Gear weight (on my back) is always a concern. Maybe the weight of the boots wouldn't be an issue, or rather even a benefit?




























I'd just like to find a pair of boots that can survive the trip out. Maybe I'll have to give the Tibets a shot.


----------



## Critter (Mar 20, 2010)

I remember way back when my dad bought me my first real pair of boots, some that I didn't get handed down from him. And when he paid around $20.00 for them at the JC Penney's store on Center street in Provo he almost had a fit. He told me that I had better wear them out before my feet grew out of them or else he would cut off my toes. I wore the same size for the next 10 years. I would hate to see what he would say at the price of boots now days.

Now back to the subject at hand. I had purchased a pair of Cabela's Perfekt Light Hikersthat were made by Meindl about 5 years ago and put them through the paces. Hunts in Utah, Colorado, and Arizona in all types of terrine. This last deer hunt in Utah I tore a hole in them while walking through some lava rock, I then took them into Cabela's where they gave me a full refund for them. They actually had a lot of good life left in them except for the hole in the side. I wished that they had the same boot but they don't so I went with another one of their Meindl hikers and they appear to be just as good.

** Data lines **
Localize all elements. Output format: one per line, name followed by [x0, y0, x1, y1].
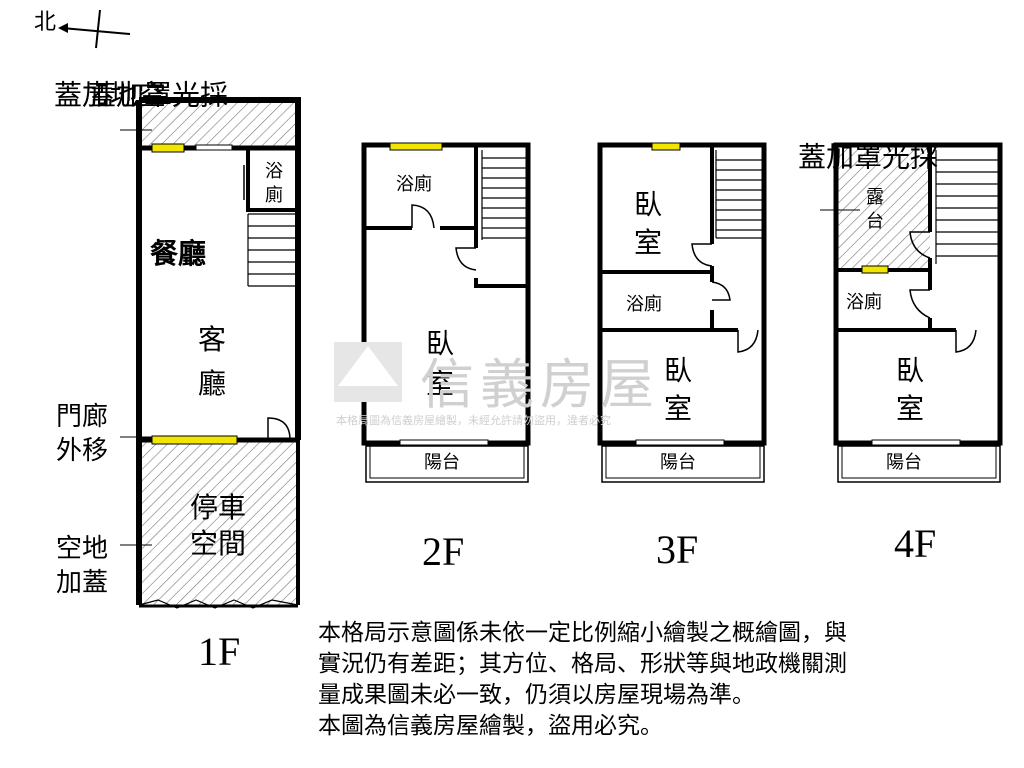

==

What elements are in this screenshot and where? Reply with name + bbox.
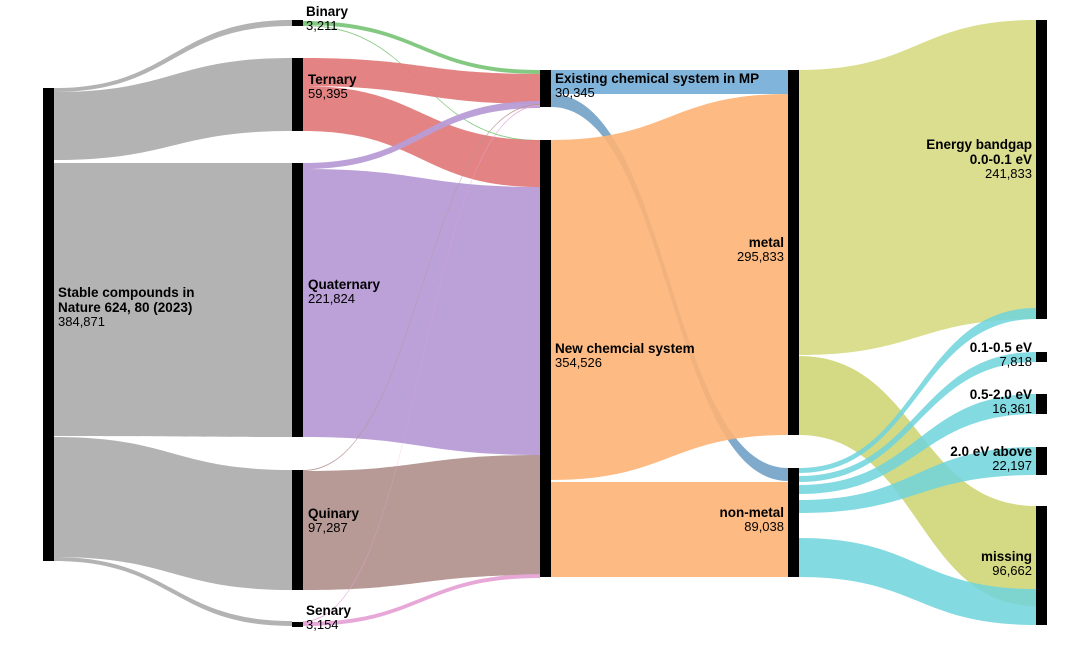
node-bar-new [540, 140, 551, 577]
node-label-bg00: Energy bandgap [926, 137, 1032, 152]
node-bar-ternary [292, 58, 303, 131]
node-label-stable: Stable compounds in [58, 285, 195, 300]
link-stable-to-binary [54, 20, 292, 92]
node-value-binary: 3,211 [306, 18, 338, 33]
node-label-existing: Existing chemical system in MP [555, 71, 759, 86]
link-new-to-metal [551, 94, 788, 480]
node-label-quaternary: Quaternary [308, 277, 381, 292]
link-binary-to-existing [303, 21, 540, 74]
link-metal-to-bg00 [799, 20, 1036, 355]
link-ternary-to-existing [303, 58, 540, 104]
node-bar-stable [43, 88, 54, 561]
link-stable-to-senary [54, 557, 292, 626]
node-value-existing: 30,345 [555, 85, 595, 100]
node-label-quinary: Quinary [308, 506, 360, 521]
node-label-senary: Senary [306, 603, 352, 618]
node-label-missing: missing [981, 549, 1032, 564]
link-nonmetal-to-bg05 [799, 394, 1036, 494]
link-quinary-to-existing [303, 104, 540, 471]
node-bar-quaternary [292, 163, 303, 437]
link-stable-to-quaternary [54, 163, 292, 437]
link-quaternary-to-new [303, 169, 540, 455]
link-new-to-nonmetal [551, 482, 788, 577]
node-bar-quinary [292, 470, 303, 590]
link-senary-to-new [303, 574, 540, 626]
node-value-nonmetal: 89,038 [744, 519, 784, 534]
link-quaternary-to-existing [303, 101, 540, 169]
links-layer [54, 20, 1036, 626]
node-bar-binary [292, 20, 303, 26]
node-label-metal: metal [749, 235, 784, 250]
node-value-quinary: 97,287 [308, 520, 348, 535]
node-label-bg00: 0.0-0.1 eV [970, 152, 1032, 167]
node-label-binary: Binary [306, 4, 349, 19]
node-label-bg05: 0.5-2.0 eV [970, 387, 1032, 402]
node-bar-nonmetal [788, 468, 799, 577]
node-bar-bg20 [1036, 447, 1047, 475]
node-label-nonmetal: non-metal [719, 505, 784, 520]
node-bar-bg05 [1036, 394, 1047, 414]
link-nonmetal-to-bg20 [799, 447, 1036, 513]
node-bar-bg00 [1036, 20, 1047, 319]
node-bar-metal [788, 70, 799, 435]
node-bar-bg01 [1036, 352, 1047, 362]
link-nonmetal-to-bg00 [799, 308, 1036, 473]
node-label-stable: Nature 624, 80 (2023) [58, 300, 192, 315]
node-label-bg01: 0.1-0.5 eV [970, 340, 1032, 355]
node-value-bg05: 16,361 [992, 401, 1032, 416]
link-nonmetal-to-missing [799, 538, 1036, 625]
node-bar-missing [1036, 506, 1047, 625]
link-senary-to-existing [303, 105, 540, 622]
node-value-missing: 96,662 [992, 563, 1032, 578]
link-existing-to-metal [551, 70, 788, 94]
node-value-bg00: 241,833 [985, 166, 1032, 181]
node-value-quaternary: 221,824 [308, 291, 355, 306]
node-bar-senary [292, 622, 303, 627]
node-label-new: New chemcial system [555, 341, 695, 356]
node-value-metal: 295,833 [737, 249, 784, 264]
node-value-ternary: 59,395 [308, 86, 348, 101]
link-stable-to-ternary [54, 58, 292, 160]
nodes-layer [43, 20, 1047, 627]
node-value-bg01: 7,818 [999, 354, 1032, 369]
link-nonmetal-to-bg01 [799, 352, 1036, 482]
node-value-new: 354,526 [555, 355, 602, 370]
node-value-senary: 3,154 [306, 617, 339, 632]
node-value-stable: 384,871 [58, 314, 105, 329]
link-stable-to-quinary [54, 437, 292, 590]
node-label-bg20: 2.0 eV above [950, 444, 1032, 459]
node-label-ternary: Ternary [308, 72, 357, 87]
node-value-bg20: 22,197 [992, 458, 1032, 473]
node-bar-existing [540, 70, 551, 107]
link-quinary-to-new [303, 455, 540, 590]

** Directive **
According to the boot discussion, about how much did Critter's dad pay for Critter's first real pair of boots?

** Solution to this task **
Around $20.00.